**WHAT TO DO:**
Starting from the line that contains "What text is on this page?", reproduce each line exactly through the end of the material, and include no other lines.

Raw records
## START
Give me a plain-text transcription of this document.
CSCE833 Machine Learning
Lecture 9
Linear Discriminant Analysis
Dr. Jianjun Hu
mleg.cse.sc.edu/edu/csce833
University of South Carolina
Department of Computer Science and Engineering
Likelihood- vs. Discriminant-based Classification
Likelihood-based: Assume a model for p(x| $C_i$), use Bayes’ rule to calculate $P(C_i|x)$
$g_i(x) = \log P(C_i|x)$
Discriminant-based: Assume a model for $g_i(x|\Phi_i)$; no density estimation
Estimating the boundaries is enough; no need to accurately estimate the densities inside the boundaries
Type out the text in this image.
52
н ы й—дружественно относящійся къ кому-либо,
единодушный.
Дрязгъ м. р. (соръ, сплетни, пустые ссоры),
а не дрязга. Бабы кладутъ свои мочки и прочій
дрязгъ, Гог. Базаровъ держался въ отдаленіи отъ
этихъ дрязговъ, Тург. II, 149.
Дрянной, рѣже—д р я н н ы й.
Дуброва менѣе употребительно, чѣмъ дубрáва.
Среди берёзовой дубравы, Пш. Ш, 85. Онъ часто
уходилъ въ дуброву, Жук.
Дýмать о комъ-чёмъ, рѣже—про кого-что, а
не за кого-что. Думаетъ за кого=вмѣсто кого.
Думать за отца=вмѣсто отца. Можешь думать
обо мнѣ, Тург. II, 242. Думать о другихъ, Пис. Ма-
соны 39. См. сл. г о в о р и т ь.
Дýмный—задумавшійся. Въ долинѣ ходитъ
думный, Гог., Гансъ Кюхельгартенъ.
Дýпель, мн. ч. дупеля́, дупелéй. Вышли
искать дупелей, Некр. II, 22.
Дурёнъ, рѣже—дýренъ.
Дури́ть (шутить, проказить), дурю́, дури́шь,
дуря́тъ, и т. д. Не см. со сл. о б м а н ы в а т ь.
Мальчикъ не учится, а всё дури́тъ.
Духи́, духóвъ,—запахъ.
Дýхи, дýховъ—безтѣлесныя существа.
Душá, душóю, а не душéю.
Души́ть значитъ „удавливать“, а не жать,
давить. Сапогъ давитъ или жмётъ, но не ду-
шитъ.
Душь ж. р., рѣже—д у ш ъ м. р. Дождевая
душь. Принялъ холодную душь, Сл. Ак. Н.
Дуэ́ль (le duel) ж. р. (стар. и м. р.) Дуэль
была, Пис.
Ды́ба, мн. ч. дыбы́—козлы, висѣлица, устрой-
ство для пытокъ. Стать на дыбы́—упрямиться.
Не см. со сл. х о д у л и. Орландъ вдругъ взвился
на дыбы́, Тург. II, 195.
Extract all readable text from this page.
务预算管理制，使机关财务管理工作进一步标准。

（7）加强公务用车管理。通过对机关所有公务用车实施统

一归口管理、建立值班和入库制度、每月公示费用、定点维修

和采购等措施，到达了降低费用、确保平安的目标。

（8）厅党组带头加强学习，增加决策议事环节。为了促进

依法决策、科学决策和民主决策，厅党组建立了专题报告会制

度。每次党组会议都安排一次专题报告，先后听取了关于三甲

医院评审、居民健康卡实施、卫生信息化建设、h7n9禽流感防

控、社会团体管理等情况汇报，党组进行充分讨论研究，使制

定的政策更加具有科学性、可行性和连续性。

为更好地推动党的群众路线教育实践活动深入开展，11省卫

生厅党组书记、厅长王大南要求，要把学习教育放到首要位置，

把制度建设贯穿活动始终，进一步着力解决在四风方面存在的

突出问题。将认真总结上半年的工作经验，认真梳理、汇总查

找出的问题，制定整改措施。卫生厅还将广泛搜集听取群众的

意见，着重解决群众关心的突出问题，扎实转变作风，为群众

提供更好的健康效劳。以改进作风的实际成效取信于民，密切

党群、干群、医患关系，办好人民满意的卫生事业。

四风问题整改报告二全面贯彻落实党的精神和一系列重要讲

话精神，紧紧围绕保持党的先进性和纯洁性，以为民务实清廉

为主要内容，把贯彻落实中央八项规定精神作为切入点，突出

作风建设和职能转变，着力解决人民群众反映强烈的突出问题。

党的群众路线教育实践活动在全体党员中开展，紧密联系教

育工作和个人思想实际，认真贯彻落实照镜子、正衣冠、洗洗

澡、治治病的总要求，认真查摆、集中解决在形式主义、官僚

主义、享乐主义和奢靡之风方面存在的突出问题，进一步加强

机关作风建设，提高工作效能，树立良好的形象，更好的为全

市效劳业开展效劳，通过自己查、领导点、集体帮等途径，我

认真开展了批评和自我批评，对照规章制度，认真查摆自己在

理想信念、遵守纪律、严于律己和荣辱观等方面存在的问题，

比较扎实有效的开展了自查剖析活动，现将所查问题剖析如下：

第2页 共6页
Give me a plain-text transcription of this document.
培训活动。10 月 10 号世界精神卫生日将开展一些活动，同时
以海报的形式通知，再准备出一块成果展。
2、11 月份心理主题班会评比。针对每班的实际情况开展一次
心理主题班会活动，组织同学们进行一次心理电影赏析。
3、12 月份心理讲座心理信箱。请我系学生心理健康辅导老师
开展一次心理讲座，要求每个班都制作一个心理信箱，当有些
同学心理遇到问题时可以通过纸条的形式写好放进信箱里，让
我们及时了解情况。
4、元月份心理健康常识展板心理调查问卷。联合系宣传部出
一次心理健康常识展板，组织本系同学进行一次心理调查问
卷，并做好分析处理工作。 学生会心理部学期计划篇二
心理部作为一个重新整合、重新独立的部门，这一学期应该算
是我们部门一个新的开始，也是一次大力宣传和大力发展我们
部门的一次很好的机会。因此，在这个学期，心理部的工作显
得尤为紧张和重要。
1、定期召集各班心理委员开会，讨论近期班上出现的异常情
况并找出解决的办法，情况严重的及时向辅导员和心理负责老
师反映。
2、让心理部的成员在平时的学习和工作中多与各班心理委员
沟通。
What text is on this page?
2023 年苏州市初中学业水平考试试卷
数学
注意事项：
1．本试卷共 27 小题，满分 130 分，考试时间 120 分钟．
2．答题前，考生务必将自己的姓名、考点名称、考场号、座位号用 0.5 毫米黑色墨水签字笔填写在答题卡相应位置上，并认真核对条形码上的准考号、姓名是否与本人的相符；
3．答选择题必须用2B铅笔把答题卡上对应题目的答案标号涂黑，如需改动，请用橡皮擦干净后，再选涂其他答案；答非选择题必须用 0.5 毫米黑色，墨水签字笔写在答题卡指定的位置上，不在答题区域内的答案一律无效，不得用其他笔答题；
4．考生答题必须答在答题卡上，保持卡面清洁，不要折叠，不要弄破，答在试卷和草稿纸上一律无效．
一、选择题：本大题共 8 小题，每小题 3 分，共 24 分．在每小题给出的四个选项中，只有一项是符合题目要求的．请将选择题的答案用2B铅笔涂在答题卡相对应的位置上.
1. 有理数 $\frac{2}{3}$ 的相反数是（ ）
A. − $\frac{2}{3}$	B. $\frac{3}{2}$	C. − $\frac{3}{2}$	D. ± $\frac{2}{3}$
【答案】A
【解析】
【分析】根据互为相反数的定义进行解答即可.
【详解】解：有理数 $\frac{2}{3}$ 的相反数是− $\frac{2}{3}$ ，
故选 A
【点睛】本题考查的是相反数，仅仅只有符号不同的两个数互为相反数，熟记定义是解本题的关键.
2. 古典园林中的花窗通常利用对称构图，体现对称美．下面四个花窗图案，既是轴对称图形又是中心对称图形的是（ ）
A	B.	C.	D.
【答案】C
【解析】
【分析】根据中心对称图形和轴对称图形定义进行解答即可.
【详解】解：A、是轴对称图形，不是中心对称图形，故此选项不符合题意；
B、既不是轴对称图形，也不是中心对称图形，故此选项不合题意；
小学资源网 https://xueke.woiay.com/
## END
**ANSWER TO THIS PROBLEM:**
What text is on this page?
2023 年苏州市初中学业水平考试试卷
数学
注意事项：
1．本试卷共 27 小题，满分 130 分，考试时间 120 分钟．
2．答题前，考生务必将自己的姓名、考点名称、考场号、座位号用 0.5 毫米黑色墨水签字笔填写在答题卡相应位置上，并认真核对条形码上的准考号、姓名是否与本人的相符；
3．答选择题必须用2B铅笔把答题卡上对应题目的答案标号涂黑，如需改动，请用橡皮擦干净后，再选涂其他答案；答非选择题必须用 0.5 毫米黑色，墨水签字笔写在答题卡指定的位置上，不在答题区域内的答案一律无效，不得用其他笔答题；
4．考生答题必须答在答题卡上，保持卡面清洁，不要折叠，不要弄破，答在试卷和草稿纸上一律无效．
一、选择题：本大题共 8 小题，每小题 3 分，共 24 分．在每小题给出的四个选项中，只有一项是符合题目要求的．请将选择题的答案用2B铅笔涂在答题卡相对应的位置上.
1. 有理数 $\frac{2}{3}$ 的相反数是（ ）
A. − $\frac{2}{3}$	B. $\frac{3}{2}$	C. − $\frac{3}{2}$	D. ± $\frac{2}{3}$
【答案】A
【解析】
【分析】根据互为相反数的定义进行解答即可.
【详解】解：有理数 $\frac{2}{3}$ 的相反数是− $\frac{2}{3}$ ，
故选 A
【点睛】本题考查的是相反数，仅仅只有符号不同的两个数互为相反数，熟记定义是解本题的关键.
2. 古典园林中的花窗通常利用对称构图，体现对称美．下面四个花窗图案，既是轴对称图形又是中心对称图形的是（ ）
A	B.	C.	D.
【答案】C
【解析】
【分析】根据中心对称图形和轴对称图形定义进行解答即可.
【详解】解：A、是轴对称图形，不是中心对称图形，故此选项不符合题意；
B、既不是轴对称图形，也不是中心对称图形，故此选项不合题意；
小学资源网 https://xueke.woiay.com/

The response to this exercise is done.